INSTRUCTIONS FOR THE TASK = Return all lines below containing the word "title".
-- BEGIN ENTRIES SHOWN --
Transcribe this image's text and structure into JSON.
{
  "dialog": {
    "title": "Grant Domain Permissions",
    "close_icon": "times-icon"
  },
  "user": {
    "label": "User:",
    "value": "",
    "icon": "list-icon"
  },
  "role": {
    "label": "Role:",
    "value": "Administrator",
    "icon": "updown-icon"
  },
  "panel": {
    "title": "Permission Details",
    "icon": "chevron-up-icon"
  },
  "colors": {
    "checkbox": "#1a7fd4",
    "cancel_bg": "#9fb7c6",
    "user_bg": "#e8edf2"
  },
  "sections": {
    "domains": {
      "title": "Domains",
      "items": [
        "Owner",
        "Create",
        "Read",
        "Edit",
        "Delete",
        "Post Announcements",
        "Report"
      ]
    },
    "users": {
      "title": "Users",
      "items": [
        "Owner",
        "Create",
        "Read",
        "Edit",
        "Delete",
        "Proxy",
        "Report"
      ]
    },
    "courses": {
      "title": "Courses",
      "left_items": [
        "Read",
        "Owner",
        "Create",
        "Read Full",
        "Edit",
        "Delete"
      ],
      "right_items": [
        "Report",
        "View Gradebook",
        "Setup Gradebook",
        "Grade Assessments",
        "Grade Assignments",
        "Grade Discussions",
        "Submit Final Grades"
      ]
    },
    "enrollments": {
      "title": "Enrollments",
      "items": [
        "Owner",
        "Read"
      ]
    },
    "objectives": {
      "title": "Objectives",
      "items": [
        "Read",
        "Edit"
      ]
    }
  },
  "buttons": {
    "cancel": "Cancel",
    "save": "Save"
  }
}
-- END ENTRIES SHOWN --
OUTPUT FOR THIS EXERCISE =
    "title": "Grant Domain Permissions",
    "title": "Permission Details",
      "title": "Domains",
      "title": "Users",
      "title": "Courses",
      "title": "Enrollments",
      "title": "Objectives",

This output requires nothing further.